:: Aim of the exercise ::
Copy every line of the entries below word for word, in the same order.

:: Rows ::
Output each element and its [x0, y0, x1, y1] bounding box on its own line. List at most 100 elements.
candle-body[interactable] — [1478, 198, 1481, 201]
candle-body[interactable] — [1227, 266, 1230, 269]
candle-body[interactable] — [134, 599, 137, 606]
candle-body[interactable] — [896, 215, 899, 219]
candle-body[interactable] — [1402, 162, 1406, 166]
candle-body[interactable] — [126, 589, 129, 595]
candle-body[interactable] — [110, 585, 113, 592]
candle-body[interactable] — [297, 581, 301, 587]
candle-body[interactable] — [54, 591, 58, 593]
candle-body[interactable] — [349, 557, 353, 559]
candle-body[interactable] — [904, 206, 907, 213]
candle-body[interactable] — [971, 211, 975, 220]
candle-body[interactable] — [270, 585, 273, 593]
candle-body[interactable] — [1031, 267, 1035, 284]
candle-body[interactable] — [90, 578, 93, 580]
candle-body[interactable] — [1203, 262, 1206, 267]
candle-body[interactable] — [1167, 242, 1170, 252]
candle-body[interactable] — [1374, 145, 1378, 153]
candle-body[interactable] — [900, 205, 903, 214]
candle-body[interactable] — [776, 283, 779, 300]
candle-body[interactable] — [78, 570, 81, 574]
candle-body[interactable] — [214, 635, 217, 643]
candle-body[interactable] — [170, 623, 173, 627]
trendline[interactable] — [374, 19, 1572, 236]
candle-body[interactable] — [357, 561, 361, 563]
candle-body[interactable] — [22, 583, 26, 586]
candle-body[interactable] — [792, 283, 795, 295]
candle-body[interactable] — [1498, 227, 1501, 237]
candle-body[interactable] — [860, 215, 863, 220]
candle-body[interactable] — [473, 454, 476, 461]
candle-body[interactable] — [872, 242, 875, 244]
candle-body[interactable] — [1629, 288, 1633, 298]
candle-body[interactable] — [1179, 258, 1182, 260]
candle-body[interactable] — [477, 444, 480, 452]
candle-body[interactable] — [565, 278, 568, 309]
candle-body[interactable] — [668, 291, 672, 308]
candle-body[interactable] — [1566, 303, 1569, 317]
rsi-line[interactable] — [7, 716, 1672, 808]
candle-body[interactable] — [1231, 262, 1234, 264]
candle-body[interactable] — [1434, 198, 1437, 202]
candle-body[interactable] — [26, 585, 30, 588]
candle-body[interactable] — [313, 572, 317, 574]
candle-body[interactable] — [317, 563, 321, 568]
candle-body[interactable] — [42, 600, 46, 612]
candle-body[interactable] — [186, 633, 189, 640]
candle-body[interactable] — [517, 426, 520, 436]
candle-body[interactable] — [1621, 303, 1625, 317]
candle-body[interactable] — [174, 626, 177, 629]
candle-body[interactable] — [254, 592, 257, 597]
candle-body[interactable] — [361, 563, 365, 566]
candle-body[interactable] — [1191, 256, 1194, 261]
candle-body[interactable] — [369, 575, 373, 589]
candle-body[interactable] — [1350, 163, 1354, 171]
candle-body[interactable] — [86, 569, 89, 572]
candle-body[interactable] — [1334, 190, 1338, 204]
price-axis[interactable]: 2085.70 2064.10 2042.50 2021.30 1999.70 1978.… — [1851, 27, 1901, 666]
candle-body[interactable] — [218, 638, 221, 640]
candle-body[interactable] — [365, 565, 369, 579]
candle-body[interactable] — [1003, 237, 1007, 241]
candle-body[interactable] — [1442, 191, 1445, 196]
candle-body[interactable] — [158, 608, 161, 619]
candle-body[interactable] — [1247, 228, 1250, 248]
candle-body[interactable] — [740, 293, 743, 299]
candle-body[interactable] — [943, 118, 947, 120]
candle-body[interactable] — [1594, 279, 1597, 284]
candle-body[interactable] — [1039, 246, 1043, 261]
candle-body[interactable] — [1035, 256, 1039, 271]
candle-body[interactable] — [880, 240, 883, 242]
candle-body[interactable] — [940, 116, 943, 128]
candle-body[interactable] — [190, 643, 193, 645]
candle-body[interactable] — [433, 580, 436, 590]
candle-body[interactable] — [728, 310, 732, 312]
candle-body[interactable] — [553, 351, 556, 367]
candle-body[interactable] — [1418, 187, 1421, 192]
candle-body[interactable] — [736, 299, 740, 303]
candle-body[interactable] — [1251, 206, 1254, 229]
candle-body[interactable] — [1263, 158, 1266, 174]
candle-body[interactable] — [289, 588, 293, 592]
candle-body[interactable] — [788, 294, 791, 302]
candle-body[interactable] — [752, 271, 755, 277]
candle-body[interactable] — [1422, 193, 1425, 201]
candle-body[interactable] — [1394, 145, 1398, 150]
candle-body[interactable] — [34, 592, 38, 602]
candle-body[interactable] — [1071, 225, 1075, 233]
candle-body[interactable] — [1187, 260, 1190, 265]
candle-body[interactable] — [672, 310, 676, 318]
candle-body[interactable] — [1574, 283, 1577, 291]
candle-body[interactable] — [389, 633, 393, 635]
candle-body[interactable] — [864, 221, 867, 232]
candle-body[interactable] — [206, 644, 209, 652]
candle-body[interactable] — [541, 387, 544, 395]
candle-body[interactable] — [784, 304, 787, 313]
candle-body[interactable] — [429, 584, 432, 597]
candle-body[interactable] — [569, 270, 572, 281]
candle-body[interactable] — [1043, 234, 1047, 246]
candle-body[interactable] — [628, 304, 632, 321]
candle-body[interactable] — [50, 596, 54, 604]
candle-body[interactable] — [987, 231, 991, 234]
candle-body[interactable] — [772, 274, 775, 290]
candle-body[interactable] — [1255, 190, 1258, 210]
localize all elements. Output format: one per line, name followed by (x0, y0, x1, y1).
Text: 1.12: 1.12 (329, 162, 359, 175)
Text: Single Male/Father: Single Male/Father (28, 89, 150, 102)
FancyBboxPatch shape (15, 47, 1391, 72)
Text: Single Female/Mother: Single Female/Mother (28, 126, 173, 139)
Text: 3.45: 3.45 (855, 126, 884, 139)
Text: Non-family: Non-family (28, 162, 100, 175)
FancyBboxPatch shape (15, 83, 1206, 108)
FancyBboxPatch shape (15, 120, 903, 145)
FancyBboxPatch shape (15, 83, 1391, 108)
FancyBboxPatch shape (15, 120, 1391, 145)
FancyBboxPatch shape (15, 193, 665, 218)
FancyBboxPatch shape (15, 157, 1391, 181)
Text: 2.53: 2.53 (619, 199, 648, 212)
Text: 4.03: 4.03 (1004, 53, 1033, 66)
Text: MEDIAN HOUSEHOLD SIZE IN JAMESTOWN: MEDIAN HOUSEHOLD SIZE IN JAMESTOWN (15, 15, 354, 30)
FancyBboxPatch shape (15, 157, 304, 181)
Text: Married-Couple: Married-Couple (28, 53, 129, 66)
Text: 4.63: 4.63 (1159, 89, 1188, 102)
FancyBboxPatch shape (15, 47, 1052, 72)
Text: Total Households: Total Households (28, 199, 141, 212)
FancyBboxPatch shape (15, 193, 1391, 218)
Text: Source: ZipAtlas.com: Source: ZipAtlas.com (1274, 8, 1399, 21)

:: Complete output ::
Output each element and its [x0, y0, x1, y1] bounding box on its own line. List at most 100 elements.
candle-body[interactable] — [1478, 198, 1481, 201]
candle-body[interactable] — [1227, 266, 1230, 269]
candle-body[interactable] — [134, 599, 137, 606]
candle-body[interactable] — [896, 215, 899, 219]
candle-body[interactable] — [1402, 162, 1406, 166]
candle-body[interactable] — [126, 589, 129, 595]
candle-body[interactable] — [110, 585, 113, 592]
candle-body[interactable] — [297, 581, 301, 587]
candle-body[interactable] — [54, 591, 58, 593]
candle-body[interactable] — [349, 557, 353, 559]
candle-body[interactable] — [904, 206, 907, 213]
candle-body[interactable] — [971, 211, 975, 220]
candle-body[interactable] — [270, 585, 273, 593]
candle-body[interactable] — [1031, 267, 1035, 284]
candle-body[interactable] — [90, 578, 93, 580]
candle-body[interactable] — [1203, 262, 1206, 267]
candle-body[interactable] — [1167, 242, 1170, 252]
candle-body[interactable] — [1374, 145, 1378, 153]
candle-body[interactable] — [900, 205, 903, 214]
candle-body[interactable] — [776, 283, 779, 300]
candle-body[interactable] — [78, 570, 81, 574]
candle-body[interactable] — [214, 635, 217, 643]
candle-body[interactable] — [170, 623, 173, 627]
trendline[interactable] — [374, 19, 1572, 236]
candle-body[interactable] — [357, 561, 361, 563]
candle-body[interactable] — [22, 583, 26, 586]
candle-body[interactable] — [792, 283, 795, 295]
candle-body[interactable] — [1498, 227, 1501, 237]
candle-body[interactable] — [860, 215, 863, 220]
candle-body[interactable] — [473, 454, 476, 461]
candle-body[interactable] — [872, 242, 875, 244]
candle-body[interactable] — [1629, 288, 1633, 298]
candle-body[interactable] — [1179, 258, 1182, 260]
candle-body[interactable] — [477, 444, 480, 452]
candle-body[interactable] — [565, 278, 568, 309]
candle-body[interactable] — [668, 291, 672, 308]
candle-body[interactable] — [1566, 303, 1569, 317]
rsi-line[interactable] — [7, 716, 1672, 808]
candle-body[interactable] — [1231, 262, 1234, 264]
candle-body[interactable] — [1434, 198, 1437, 202]
candle-body[interactable] — [26, 585, 30, 588]
candle-body[interactable] — [313, 572, 317, 574]
candle-body[interactable] — [317, 563, 321, 568]
candle-body[interactable] — [42, 600, 46, 612]
candle-body[interactable] — [186, 633, 189, 640]
candle-body[interactable] — [517, 426, 520, 436]
candle-body[interactable] — [1621, 303, 1625, 317]
candle-body[interactable] — [174, 626, 177, 629]
candle-body[interactable] — [254, 592, 257, 597]
candle-body[interactable] — [361, 563, 365, 566]
candle-body[interactable] — [1191, 256, 1194, 261]
candle-body[interactable] — [369, 575, 373, 589]
candle-body[interactable] — [1350, 163, 1354, 171]
candle-body[interactable] — [86, 569, 89, 572]
candle-body[interactable] — [1334, 190, 1338, 204]
price-axis[interactable]: 2085.70 2064.10 2042.50 2021.30 1999.70 1978.… — [1851, 27, 1901, 666]
candle-body[interactable] — [218, 638, 221, 640]
candle-body[interactable] — [365, 565, 369, 579]
candle-body[interactable] — [1003, 237, 1007, 241]
candle-body[interactable] — [1442, 191, 1445, 196]
candle-body[interactable] — [158, 608, 161, 619]
candle-body[interactable] — [1247, 228, 1250, 248]
candle-body[interactable] — [740, 293, 743, 299]
candle-body[interactable] — [943, 118, 947, 120]
candle-body[interactable] — [1594, 279, 1597, 284]
candle-body[interactable] — [1039, 246, 1043, 261]
candle-body[interactable] — [1035, 256, 1039, 271]
candle-body[interactable] — [880, 240, 883, 242]
candle-body[interactable] — [940, 116, 943, 128]
candle-body[interactable] — [190, 643, 193, 645]
candle-body[interactable] — [433, 580, 436, 590]
candle-body[interactable] — [728, 310, 732, 312]
candle-body[interactable] — [553, 351, 556, 367]
candle-body[interactable] — [1418, 187, 1421, 192]
candle-body[interactable] — [736, 299, 740, 303]
candle-body[interactable] — [1251, 206, 1254, 229]
candle-body[interactable] — [1263, 158, 1266, 174]
candle-body[interactable] — [289, 588, 293, 592]
candle-body[interactable] — [788, 294, 791, 302]
candle-body[interactable] — [752, 271, 755, 277]
candle-body[interactable] — [1422, 193, 1425, 201]
candle-body[interactable] — [1394, 145, 1398, 150]
candle-body[interactable] — [34, 592, 38, 602]
candle-body[interactable] — [1071, 225, 1075, 233]
candle-body[interactable] — [1187, 260, 1190, 265]
candle-body[interactable] — [672, 310, 676, 318]
candle-body[interactable] — [1574, 283, 1577, 291]
candle-body[interactable] — [389, 633, 393, 635]
candle-body[interactable] — [864, 221, 867, 232]
candle-body[interactable] — [206, 644, 209, 652]
candle-body[interactable] — [541, 387, 544, 395]
candle-body[interactable] — [784, 304, 787, 313]
candle-body[interactable] — [429, 584, 432, 597]
candle-body[interactable] — [569, 270, 572, 281]
candle-body[interactable] — [1043, 234, 1047, 246]
candle-body[interactable] — [628, 304, 632, 321]
candle-body[interactable] — [50, 596, 54, 604]
candle-body[interactable] — [987, 231, 991, 234]
candle-body[interactable] — [772, 274, 775, 290]
candle-body[interactable] — [1255, 190, 1258, 210]
localize all elements. Output format: one per line, name followed by (x0, y0, x1, y1).
Text: 1.12: 1.12 (329, 162, 359, 175)
Text: Single Male/Father: Single Male/Father (28, 89, 150, 102)
FancyBboxPatch shape (15, 47, 1391, 72)
Text: Single Female/Mother: Single Female/Mother (28, 126, 173, 139)
Text: 3.45: 3.45 (855, 126, 884, 139)
Text: Non-family: Non-family (28, 162, 100, 175)
FancyBboxPatch shape (15, 83, 1206, 108)
FancyBboxPatch shape (15, 120, 903, 145)
FancyBboxPatch shape (15, 83, 1391, 108)
FancyBboxPatch shape (15, 120, 1391, 145)
FancyBboxPatch shape (15, 193, 665, 218)
FancyBboxPatch shape (15, 157, 1391, 181)
Text: 2.53: 2.53 (619, 199, 648, 212)
Text: 4.03: 4.03 (1004, 53, 1033, 66)
Text: MEDIAN HOUSEHOLD SIZE IN JAMESTOWN: MEDIAN HOUSEHOLD SIZE IN JAMESTOWN (15, 15, 354, 30)
FancyBboxPatch shape (15, 157, 304, 181)
Text: Married-Couple: Married-Couple (28, 53, 129, 66)
Text: 4.63: 4.63 (1159, 89, 1188, 102)
FancyBboxPatch shape (15, 47, 1052, 72)
Text: Total Households: Total Households (28, 199, 141, 212)
FancyBboxPatch shape (15, 193, 1391, 218)
Text: Source: ZipAtlas.com: Source: ZipAtlas.com (1274, 8, 1399, 21)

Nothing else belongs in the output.